* Challenge
Return a copy of every line in the records that includes the word "pleased".

START Input data

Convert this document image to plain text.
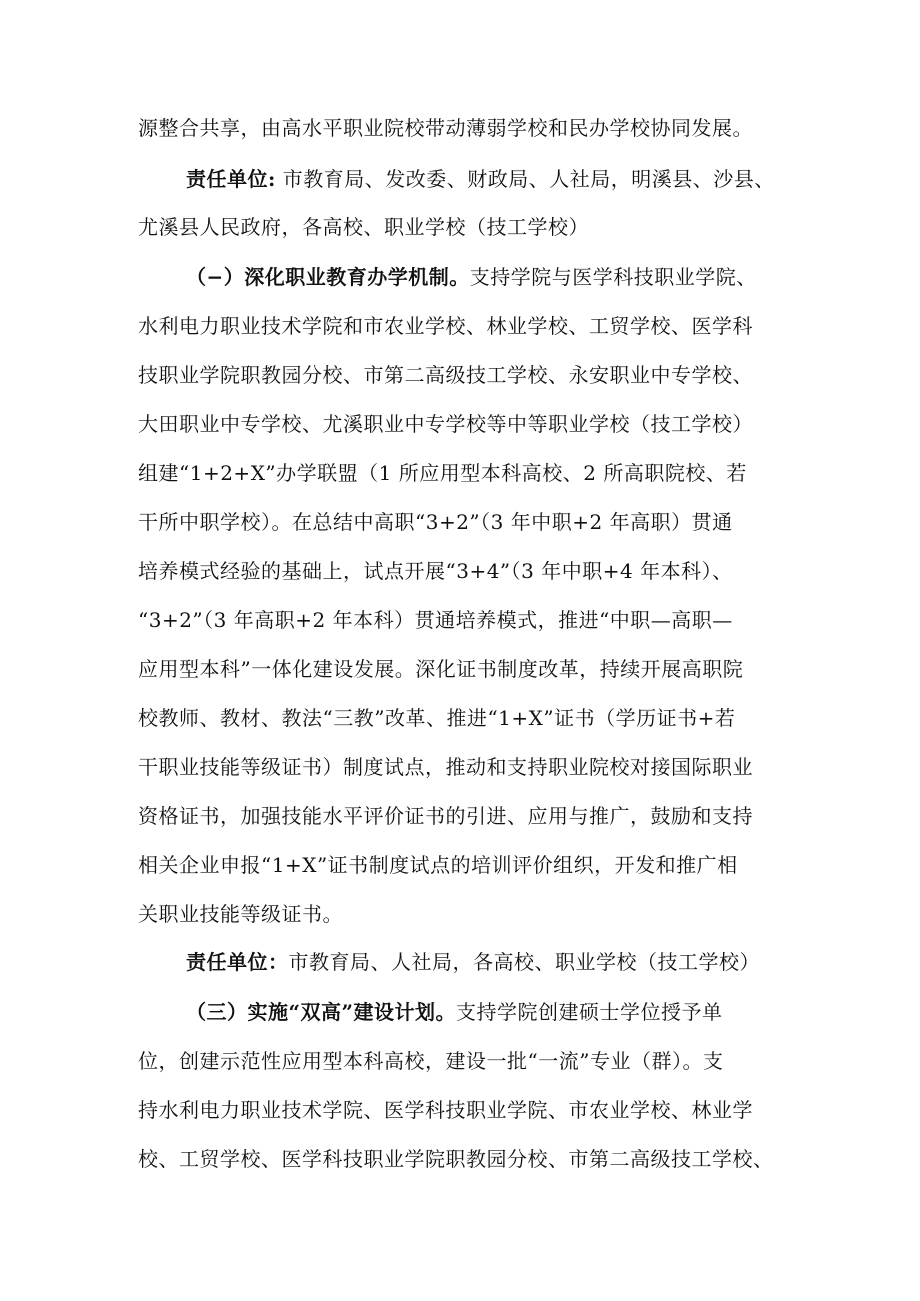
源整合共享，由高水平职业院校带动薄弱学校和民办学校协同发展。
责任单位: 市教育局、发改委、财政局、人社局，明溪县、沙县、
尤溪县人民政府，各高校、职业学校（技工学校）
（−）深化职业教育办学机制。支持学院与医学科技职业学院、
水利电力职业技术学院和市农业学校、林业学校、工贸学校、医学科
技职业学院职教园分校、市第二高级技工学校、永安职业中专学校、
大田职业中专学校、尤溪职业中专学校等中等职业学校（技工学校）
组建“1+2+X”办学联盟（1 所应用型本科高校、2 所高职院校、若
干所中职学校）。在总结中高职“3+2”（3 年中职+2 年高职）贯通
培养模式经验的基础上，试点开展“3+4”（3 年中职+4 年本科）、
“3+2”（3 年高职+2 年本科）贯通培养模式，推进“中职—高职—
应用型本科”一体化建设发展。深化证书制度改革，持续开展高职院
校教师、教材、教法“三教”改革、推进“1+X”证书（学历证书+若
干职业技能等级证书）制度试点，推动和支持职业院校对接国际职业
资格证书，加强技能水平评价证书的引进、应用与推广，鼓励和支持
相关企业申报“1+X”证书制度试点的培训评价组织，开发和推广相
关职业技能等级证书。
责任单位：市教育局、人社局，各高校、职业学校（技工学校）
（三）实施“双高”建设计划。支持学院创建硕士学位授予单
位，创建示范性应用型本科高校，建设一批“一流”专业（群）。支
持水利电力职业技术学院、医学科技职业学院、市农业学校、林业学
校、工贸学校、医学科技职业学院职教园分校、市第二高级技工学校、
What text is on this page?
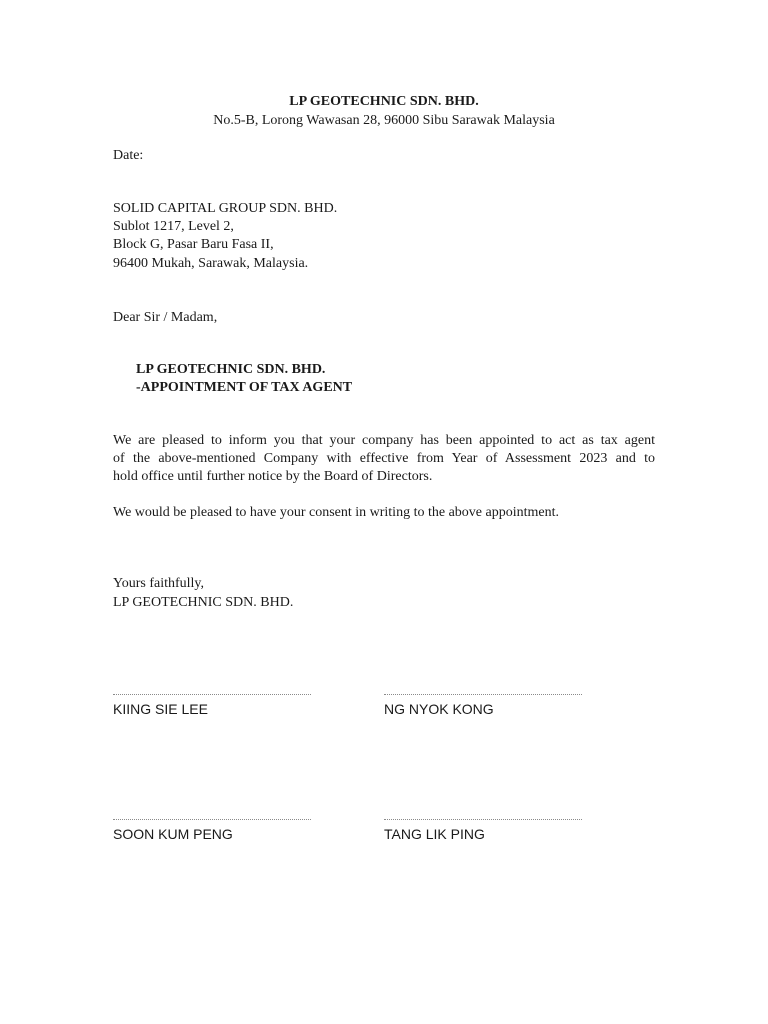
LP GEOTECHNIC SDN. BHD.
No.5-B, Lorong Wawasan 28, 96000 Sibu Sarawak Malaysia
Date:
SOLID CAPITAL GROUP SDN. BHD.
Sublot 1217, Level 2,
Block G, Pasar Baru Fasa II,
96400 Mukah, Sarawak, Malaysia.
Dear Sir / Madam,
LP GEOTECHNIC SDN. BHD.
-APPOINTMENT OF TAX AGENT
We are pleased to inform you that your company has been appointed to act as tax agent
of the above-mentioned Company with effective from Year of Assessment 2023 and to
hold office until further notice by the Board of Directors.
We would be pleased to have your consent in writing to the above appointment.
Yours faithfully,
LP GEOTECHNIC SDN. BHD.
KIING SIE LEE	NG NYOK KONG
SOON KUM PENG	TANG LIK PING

END Input data

* Solution to the problem
We are pleased to inform you that your company has been appointed to act as tax agent
We would be pleased to have your consent in writing to the above appointment.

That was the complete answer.